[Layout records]
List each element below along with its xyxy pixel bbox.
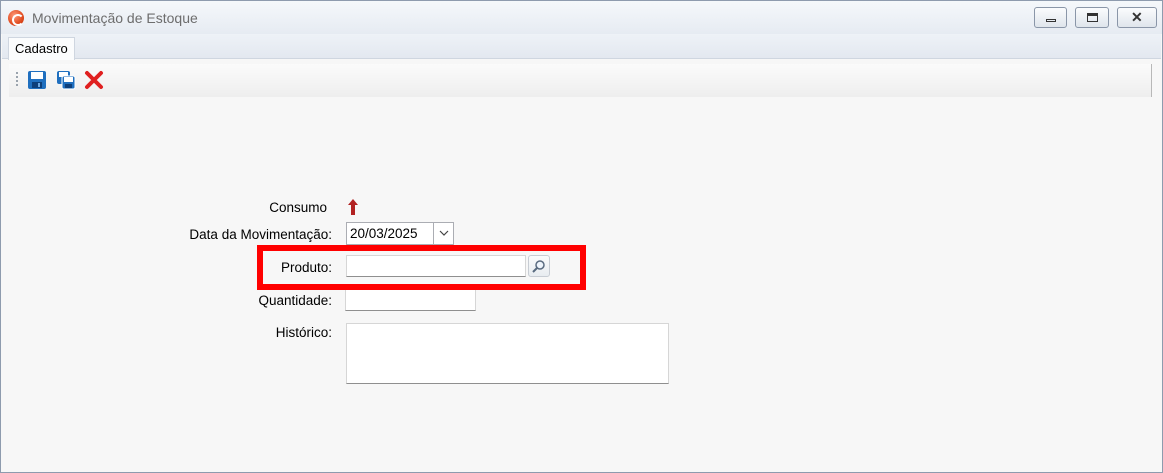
quantidade-input[interactable] xyxy=(345,288,476,311)
maximize-icon xyxy=(1087,13,1098,22)
form-area xyxy=(2,98,1161,472)
copy-save-icon xyxy=(57,71,76,90)
app-logo-icon xyxy=(8,10,24,26)
historico-label: Histórico: xyxy=(275,325,332,340)
maximize-button[interactable] xyxy=(1075,7,1109,28)
arrow-up-icon xyxy=(348,199,358,215)
minimize-button[interactable] xyxy=(1034,7,1067,28)
window-title: Movimentação de Estoque xyxy=(32,10,198,26)
title-bar: Movimentação de Estoque ✕ xyxy=(1,1,1162,34)
close-icon: ✕ xyxy=(1131,9,1143,25)
data-movimentacao-value[interactable]: 20/03/2025 xyxy=(350,226,418,241)
data-movimentacao-picker[interactable]: 20/03/2025 xyxy=(346,222,454,245)
quantidade-label: Quantidade: xyxy=(258,293,332,308)
minimize-icon xyxy=(1046,19,1056,22)
produto-search-button[interactable] xyxy=(528,255,550,277)
red-x-icon xyxy=(85,71,103,89)
date-dropdown-button[interactable] xyxy=(433,223,453,244)
toolbar-grip[interactable] xyxy=(16,72,18,88)
main-window: Movimentação de Estoque ✕ Cadastro Consu… xyxy=(0,0,1163,473)
menu-bar: Cadastro xyxy=(2,34,1161,60)
delete-button[interactable] xyxy=(84,70,104,90)
toolbar xyxy=(9,64,1152,97)
tab-cadastro[interactable]: Cadastro xyxy=(8,37,75,60)
chevron-down-icon xyxy=(439,230,449,236)
close-button[interactable]: ✕ xyxy=(1117,7,1157,28)
save-button[interactable] xyxy=(27,70,47,90)
search-icon xyxy=(532,260,545,273)
historico-textarea[interactable] xyxy=(346,323,669,384)
floppy-disk-icon xyxy=(28,71,46,89)
produto-input[interactable] xyxy=(346,255,526,277)
produto-label: Produto: xyxy=(280,260,332,275)
save-copy-button[interactable] xyxy=(56,70,76,90)
data-movimentacao-label: Data da Movimentação: xyxy=(189,227,332,242)
consumo-label: Consumo xyxy=(269,200,327,215)
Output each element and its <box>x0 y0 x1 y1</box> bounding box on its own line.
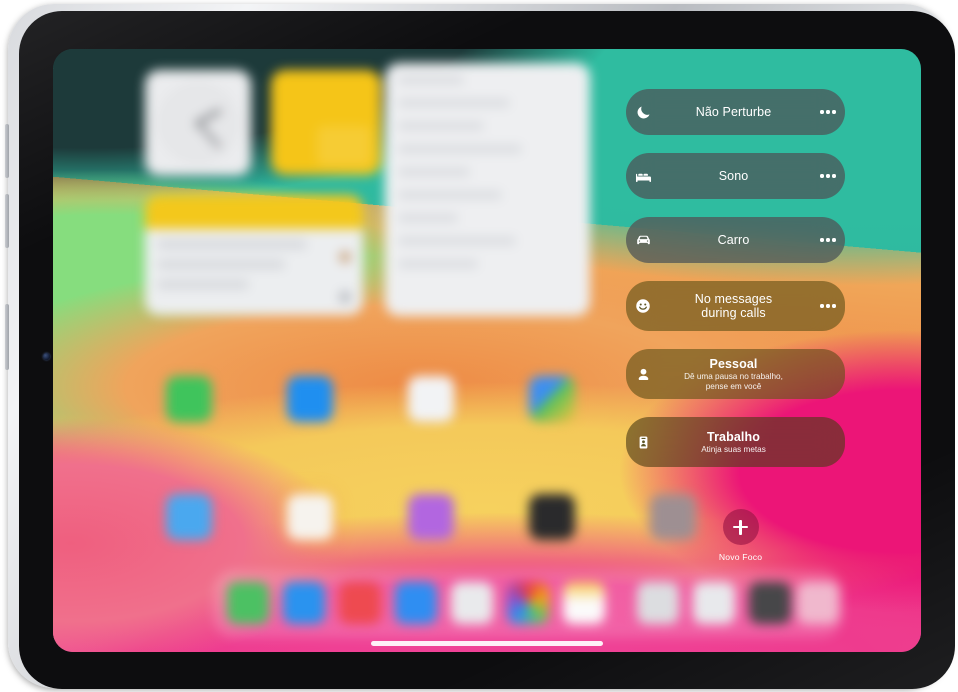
focus-mode-panel[interactable]: Não Perturbe Sono Carro No messages duri… <box>626 89 855 485</box>
home-indicator[interactable] <box>371 641 603 646</box>
focus-card-text: Não Perturbe <box>660 105 811 119</box>
plus-icon <box>733 519 748 535</box>
focus-card-text: Pessoal Dê uma pausa no trabalho, pense … <box>660 357 811 390</box>
focus-card-title: Trabalho <box>707 429 760 444</box>
focus-item-sleep[interactable]: Sono <box>626 153 845 199</box>
dock-icon[interactable] <box>637 582 679 624</box>
list-line <box>398 145 522 153</box>
focus-card-title: Não Perturbe <box>695 105 772 119</box>
ipad-screen[interactable]: Não Perturbe Sono Carro No messages duri… <box>53 49 921 652</box>
focus-item-driving[interactable]: Carro <box>626 217 845 263</box>
focus-card-text: Sono <box>660 169 811 183</box>
new-focus-button[interactable] <box>722 509 759 545</box>
focus-more-button[interactable] <box>811 174 845 178</box>
dock-icon[interactable] <box>563 582 605 624</box>
app-icon[interactable] <box>529 376 575 422</box>
notes-avatar <box>339 291 351 303</box>
new-focus-label: Novo Foco <box>718 552 763 562</box>
focus-item-work[interactable]: Trabalho Atinja suas metas <box>626 417 845 467</box>
moon-icon <box>626 104 660 121</box>
volume-up-button[interactable] <box>5 124 9 178</box>
focus-item-no-messages-during-calls[interactable]: No messages during calls <box>626 281 845 331</box>
focus-card-subtitle: Dê uma pausa no trabalho, pense em você <box>684 372 783 391</box>
focus-card-subtitle: Atinja suas metas <box>701 444 766 454</box>
volume-down-button[interactable] <box>5 194 9 248</box>
focus-card-text: Trabalho Atinja suas metas <box>660 430 811 454</box>
list-line <box>398 76 464 84</box>
dock-icon[interactable] <box>227 582 269 624</box>
front-camera-icon <box>43 353 50 360</box>
app-icon[interactable] <box>287 494 333 540</box>
focus-card-text: No messages during calls <box>660 292 811 320</box>
list-line <box>398 122 484 130</box>
notes-widget-header <box>145 195 363 229</box>
focus-card-title: Carro <box>717 233 750 247</box>
clock-center-dot <box>195 120 202 127</box>
app-icon[interactable] <box>166 494 212 540</box>
focus-card-title: Sono <box>718 169 749 183</box>
ipad-device-frame: Não Perturbe Sono Carro No messages duri… <box>5 4 955 689</box>
app-icon[interactable] <box>408 376 454 422</box>
dock-icon[interactable] <box>693 582 735 624</box>
focus-more-button[interactable] <box>811 110 845 114</box>
notes-line <box>157 280 249 289</box>
list-line <box>398 99 510 107</box>
smiley-icon <box>626 297 660 315</box>
list-line <box>398 237 516 245</box>
list-line <box>398 214 458 222</box>
new-focus-group[interactable]: Novo Foco <box>626 509 855 562</box>
notes-avatar <box>339 251 351 263</box>
badge-icon <box>626 434 660 451</box>
person-icon <box>626 366 660 383</box>
dock[interactable] <box>213 570 843 638</box>
notes-line <box>157 260 285 269</box>
notes-widget[interactable] <box>145 195 363 315</box>
car-icon <box>626 231 660 250</box>
app-icon[interactable] <box>287 376 333 422</box>
clock-widget[interactable] <box>145 70 251 176</box>
list-line <box>398 260 478 268</box>
clock-face-icon <box>159 84 237 162</box>
focus-more-button[interactable] <box>811 238 845 242</box>
yellow-widget[interactable] <box>271 70 381 175</box>
app-icon[interactable] <box>166 376 212 422</box>
dock-icon[interactable] <box>283 582 325 624</box>
dock-icon[interactable] <box>797 582 839 624</box>
focus-more-button[interactable] <box>811 304 845 308</box>
power-button[interactable] <box>5 304 9 370</box>
list-line <box>398 168 470 176</box>
app-icon[interactable] <box>529 494 575 540</box>
list-widget[interactable] <box>385 63 590 316</box>
dock-icon[interactable] <box>749 582 791 624</box>
dock-icon[interactable] <box>451 582 493 624</box>
focus-card-text: Carro <box>660 233 811 247</box>
notes-line <box>157 240 307 249</box>
dock-icon[interactable] <box>339 582 381 624</box>
dock-icon[interactable] <box>395 582 437 624</box>
focus-card-title: Pessoal <box>709 357 758 372</box>
focus-item-do-not-disturb[interactable]: Não Perturbe <box>626 89 845 135</box>
dock-icon[interactable] <box>507 582 549 624</box>
bed-icon <box>626 167 660 186</box>
app-icon[interactable] <box>408 494 454 540</box>
focus-item-personal[interactable]: Pessoal Dê uma pausa no trabalho, pense … <box>626 349 845 399</box>
focus-card-title: No messages during calls <box>694 292 773 320</box>
list-line <box>398 191 502 199</box>
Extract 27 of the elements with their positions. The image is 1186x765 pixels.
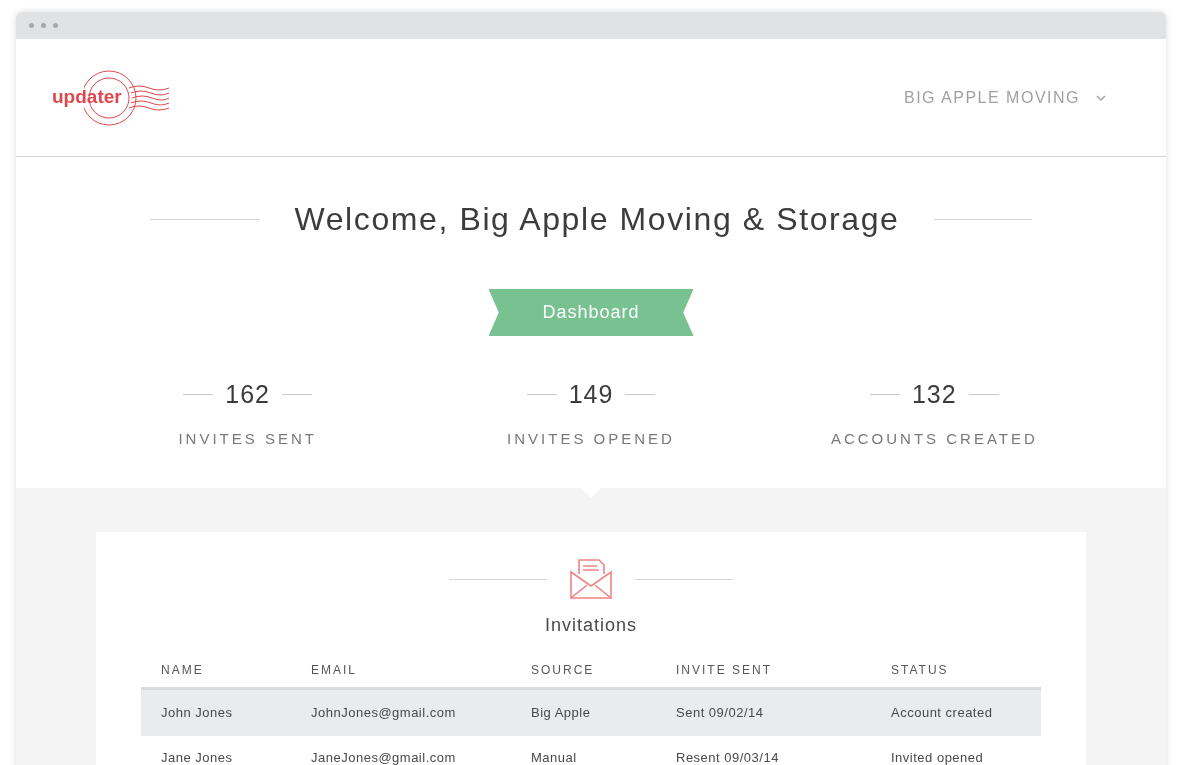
column-header: INVITE SENT	[656, 661, 871, 689]
column-header: EMAIL	[291, 661, 511, 689]
stat-value: 162	[225, 379, 270, 410]
table-row[interactable]: Jane Jones JaneJones@gmail.com Manual Resent 09/03/14 Invited opened	[141, 735, 1041, 765]
dashboard-ribbon: Dashboard	[488, 289, 694, 336]
table-cell: Sent 09/02/14	[656, 688, 871, 736]
table-cell: John Jones	[141, 688, 291, 736]
stat-label: INVITES SENT	[178, 428, 317, 449]
table-cell: Resent 09/03/14	[656, 735, 871, 765]
stat-value: 132	[911, 379, 957, 410]
section-title: Invitations	[544, 614, 637, 637]
stat-label: ACCOUNTS CREATED	[830, 428, 1038, 449]
stat-label: INVITES OPENED	[507, 428, 675, 449]
table-cell: JaneJones@gmail.com	[291, 735, 511, 765]
stat-value: 149	[568, 379, 614, 410]
table-cell: JohnJones@gmail.com	[291, 688, 511, 736]
chevron-down-icon	[1096, 94, 1106, 101]
column-header: NAME	[141, 661, 291, 689]
table-cell: Invited opened	[871, 735, 1041, 765]
column-header: STATUS	[871, 661, 1041, 689]
table-cell: Big Apple	[511, 688, 656, 736]
table-cell: Manual	[511, 735, 656, 765]
table-cell: Jane Jones	[141, 735, 291, 765]
envelope-icon	[569, 558, 613, 600]
table-cell: Account created	[871, 688, 1041, 736]
welcome-heading: Welcome, Big Apple Moving & Storage	[294, 200, 900, 239]
column-header: SOURCE	[511, 661, 656, 689]
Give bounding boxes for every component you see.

__EXERCISE TASK__: Show each line of the items above that contains the word "Sono". Case counts.

__COMPLETED TASK__:
focus-mode-panel[interactable]: Não Perturbe Sono Carro No messages duri… <box>626 89 855 485</box>
focus-item-sleep[interactable]: Sono <box>626 153 845 199</box>
ipad-screen[interactable]: Não Perturbe Sono Carro No messages duri… <box>53 49 921 652</box>
focus-card-text: Sono <box>660 169 811 183</box>
focus-card-title: Sono <box>718 169 749 183</box>
ipad-device-frame: Não Perturbe Sono Carro No messages duri… <box>5 4 955 689</box>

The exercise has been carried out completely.